Work required: Lay out the part of the material that opens with the line containing "432, 994, 456]" and closes with the line containing "98, 397, 108]", both included, as a Markdown table with the columns Row and Line. Give each line its row number and leave out blank lines.

Data provided:
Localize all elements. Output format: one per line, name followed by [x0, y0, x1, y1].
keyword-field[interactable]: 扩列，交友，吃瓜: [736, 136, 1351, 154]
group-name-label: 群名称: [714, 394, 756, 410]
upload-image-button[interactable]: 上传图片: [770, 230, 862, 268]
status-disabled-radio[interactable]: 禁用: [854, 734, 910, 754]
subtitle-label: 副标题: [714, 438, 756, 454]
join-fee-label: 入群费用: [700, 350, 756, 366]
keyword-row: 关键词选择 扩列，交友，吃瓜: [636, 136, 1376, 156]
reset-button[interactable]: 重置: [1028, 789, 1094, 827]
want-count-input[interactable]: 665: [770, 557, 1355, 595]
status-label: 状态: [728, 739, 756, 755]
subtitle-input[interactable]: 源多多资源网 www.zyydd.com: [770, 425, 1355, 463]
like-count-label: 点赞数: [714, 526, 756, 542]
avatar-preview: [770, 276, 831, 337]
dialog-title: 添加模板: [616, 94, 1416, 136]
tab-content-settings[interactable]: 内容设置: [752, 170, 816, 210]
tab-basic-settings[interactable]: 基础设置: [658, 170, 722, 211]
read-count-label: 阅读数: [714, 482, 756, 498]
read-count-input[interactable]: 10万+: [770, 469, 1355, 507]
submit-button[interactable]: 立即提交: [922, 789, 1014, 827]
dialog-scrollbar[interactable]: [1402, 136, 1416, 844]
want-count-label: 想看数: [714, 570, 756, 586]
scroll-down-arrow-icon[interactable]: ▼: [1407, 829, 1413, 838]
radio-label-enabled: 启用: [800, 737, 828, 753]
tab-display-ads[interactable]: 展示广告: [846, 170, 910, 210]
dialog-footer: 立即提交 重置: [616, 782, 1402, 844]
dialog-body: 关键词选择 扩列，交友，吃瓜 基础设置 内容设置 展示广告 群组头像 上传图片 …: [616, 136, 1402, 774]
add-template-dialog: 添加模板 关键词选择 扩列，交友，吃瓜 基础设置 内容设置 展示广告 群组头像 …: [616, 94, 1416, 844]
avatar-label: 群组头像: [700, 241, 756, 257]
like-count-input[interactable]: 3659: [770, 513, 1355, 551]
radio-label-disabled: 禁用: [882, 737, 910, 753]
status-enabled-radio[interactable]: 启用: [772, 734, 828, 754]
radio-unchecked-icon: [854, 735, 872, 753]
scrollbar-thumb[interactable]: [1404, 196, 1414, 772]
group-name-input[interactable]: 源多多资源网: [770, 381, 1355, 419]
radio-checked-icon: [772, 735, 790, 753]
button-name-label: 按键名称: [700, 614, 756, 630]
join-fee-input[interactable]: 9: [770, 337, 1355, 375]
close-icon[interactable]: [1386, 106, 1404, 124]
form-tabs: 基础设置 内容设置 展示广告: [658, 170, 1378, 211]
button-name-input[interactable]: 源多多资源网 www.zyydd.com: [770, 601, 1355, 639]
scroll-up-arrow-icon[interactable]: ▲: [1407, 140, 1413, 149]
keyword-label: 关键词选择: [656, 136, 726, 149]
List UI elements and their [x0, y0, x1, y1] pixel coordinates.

--

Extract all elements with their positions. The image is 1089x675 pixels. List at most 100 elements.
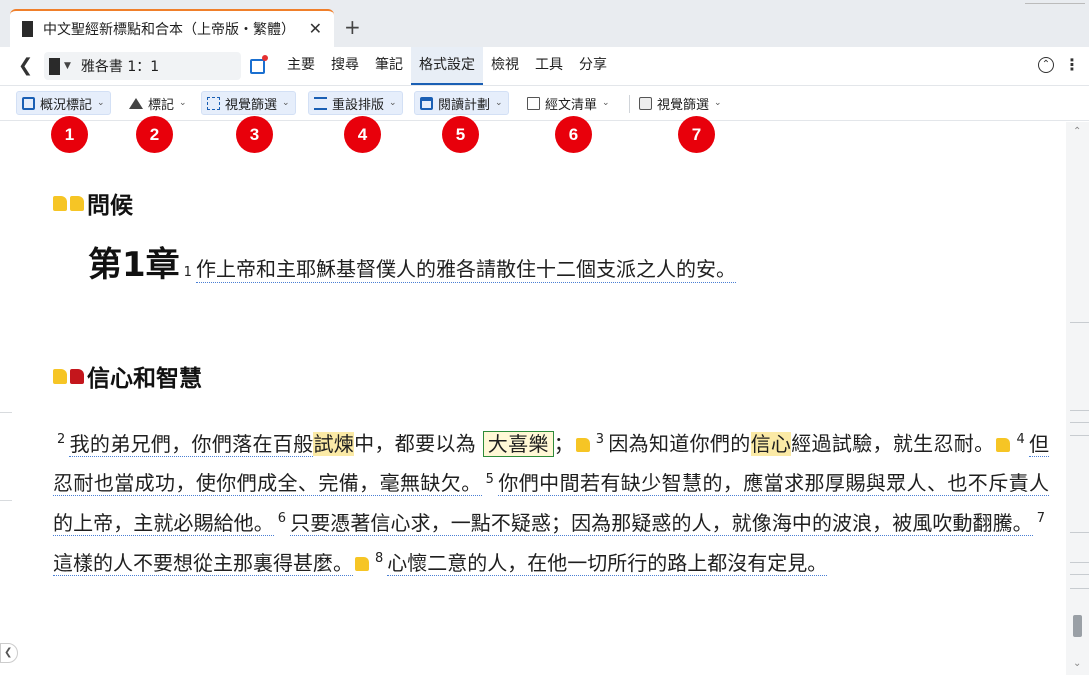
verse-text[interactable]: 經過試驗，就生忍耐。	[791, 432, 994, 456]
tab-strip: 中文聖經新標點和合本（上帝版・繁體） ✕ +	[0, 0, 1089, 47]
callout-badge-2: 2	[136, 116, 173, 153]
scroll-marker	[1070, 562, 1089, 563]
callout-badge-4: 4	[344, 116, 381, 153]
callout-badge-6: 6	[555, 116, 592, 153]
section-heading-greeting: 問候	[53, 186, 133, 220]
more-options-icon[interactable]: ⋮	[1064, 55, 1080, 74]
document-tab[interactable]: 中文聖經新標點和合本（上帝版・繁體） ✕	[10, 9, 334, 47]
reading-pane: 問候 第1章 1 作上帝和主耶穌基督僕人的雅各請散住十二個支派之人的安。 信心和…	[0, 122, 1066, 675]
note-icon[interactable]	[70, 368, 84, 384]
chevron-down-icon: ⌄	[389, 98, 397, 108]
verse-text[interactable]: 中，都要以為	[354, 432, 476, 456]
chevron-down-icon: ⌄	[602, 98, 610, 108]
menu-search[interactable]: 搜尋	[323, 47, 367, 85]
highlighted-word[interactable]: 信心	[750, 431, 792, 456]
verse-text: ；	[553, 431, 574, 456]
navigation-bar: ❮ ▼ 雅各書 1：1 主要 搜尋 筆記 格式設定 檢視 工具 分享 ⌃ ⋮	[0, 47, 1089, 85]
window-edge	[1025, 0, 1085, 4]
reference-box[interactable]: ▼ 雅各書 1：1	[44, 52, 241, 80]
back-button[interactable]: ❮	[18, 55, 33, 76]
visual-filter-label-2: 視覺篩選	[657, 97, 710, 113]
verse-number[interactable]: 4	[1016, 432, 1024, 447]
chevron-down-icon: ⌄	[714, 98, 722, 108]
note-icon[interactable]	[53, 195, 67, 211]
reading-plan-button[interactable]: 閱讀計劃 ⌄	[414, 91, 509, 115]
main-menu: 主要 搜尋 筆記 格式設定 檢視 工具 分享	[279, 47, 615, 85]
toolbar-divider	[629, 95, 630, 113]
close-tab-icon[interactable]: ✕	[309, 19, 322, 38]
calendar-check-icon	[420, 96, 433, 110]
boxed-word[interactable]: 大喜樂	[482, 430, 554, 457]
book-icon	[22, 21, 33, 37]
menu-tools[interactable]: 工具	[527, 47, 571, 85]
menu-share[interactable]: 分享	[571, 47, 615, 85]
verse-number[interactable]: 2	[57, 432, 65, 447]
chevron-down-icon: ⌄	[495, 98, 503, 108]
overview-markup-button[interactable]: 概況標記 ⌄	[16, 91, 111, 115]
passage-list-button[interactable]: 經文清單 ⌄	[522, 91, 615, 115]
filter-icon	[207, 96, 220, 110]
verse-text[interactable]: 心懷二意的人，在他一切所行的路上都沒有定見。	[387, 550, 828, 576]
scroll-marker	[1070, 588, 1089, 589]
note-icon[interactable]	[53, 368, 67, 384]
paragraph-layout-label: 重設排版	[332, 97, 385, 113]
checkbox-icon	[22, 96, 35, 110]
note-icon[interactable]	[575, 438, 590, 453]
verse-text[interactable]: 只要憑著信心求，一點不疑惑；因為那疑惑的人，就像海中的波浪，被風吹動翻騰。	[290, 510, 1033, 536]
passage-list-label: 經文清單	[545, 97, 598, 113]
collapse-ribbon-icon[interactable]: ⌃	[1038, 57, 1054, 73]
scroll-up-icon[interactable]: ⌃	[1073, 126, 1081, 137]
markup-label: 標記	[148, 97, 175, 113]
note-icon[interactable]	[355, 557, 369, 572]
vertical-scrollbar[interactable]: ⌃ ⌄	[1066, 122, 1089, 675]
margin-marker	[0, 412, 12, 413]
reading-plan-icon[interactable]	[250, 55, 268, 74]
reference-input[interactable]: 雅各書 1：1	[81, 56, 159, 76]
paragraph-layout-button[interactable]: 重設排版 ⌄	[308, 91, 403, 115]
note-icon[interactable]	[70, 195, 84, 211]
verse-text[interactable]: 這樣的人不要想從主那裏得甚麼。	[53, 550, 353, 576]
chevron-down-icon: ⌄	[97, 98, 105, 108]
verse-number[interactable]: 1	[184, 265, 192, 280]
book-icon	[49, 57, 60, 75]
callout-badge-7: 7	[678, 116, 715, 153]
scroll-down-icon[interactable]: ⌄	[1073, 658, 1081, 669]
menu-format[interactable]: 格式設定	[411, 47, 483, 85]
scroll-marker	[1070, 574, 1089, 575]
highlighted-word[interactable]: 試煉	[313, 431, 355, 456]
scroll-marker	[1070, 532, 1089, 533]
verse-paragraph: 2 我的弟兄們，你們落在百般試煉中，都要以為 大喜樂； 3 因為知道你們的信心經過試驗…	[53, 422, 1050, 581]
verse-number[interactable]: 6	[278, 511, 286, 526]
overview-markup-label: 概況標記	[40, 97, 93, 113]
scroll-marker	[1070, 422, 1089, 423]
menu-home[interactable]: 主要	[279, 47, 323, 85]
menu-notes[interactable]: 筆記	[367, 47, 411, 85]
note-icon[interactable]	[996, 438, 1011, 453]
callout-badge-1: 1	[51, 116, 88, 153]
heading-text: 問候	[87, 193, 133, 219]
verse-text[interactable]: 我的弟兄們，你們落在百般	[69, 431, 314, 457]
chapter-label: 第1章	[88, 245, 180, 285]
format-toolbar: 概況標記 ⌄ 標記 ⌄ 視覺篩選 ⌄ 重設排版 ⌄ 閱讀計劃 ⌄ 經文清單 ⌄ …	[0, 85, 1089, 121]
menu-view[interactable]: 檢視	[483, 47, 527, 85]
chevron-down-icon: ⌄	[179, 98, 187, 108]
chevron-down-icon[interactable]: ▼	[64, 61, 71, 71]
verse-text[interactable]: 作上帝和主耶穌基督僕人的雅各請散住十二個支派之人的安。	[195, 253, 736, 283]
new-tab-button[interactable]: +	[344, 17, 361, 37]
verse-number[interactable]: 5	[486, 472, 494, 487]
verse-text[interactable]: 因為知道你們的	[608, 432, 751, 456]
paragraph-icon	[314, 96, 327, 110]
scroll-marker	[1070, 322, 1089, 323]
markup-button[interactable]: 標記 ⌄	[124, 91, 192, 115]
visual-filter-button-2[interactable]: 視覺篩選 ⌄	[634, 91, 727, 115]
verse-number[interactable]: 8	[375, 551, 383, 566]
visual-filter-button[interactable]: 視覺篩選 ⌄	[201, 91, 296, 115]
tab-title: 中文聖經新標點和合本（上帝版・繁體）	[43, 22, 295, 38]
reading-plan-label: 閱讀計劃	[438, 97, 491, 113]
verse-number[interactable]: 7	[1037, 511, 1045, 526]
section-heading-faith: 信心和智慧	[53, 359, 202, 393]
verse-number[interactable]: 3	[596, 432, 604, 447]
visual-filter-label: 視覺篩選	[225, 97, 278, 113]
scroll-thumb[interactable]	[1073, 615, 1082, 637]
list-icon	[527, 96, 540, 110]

Finished exercise:
| Row | Line |
|---|---|
| 1 | verse-text[interactable]: 經過試驗，就生忍耐。	[791, 432, 994, 456] |
| 2 | tab-strip: 中文聖經新標點和合本（上帝版・繁體） ✕ +	[0, 0, 1089, 47] |
| 3 | callout-badge-2: 2	[136, 116, 173, 153] |
| 4 | scroll-marker	[1070, 562, 1089, 563] |
| 5 | callout-badge-4: 4	[344, 116, 381, 153] |
| 6 | callout-badge-6: 6	[555, 116, 592, 153] |
| 7 | section-heading-greeting: 問候	[53, 186, 133, 220] |
| 8 | more-options-icon[interactable]: ⋮	[1064, 55, 1080, 74] |
| 9 | document-tab[interactable]: 中文聖經新標點和合本（上帝版・繁體） ✕	[10, 9, 334, 47] |
| 10 | reading-pane: 問候 第1章 1 作上帝和主耶穌基督僕人的雅各請散住十二個支派之人的安。 信心和…	[0, 122, 1066, 675] |
| 11 | note-icon[interactable]	[70, 368, 84, 384] |
| 12 | chevron-down-icon: ⌄	[389, 98, 397, 108] |